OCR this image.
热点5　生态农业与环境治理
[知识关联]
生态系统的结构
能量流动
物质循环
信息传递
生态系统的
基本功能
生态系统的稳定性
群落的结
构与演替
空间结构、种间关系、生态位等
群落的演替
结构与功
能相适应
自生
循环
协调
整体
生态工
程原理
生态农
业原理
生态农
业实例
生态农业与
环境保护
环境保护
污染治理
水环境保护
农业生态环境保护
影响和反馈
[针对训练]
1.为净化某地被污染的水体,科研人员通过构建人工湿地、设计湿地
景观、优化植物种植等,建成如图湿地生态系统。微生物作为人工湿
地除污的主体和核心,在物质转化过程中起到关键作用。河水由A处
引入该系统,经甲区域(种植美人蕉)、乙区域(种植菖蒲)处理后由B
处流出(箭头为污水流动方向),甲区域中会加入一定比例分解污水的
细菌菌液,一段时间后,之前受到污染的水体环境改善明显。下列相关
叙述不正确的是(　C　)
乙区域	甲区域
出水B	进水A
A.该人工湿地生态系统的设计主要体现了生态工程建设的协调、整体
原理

*The request*.
Your task is to repeat every line exactly.

*Correct answer*.
OCR this image.
热点5　生态农业与环境治理
[知识关联]
生态系统的结构
能量流动
物质循环
信息传递
生态系统的
基本功能
生态系统的稳定性
群落的结
构与演替
空间结构、种间关系、生态位等
群落的演替
结构与功
能相适应
自生
循环
协调
整体
生态工
程原理
生态农
业原理
生态农
业实例
生态农业与
环境保护
环境保护
污染治理
水环境保护
农业生态环境保护
影响和反馈
[针对训练]
1.为净化某地被污染的水体,科研人员通过构建人工湿地、设计湿地
景观、优化植物种植等,建成如图湿地生态系统。微生物作为人工湿
地除污的主体和核心,在物质转化过程中起到关键作用。河水由A处
引入该系统,经甲区域(种植美人蕉)、乙区域(种植菖蒲)处理后由B
处流出(箭头为污水流动方向),甲区域中会加入一定比例分解污水的
细菌菌液,一段时间后,之前受到污染的水体环境改善明显。下列相关
叙述不正确的是(　C　)
乙区域	甲区域
出水B	进水A
A.该人工湿地生态系统的设计主要体现了生态工程建设的协调、整体
原理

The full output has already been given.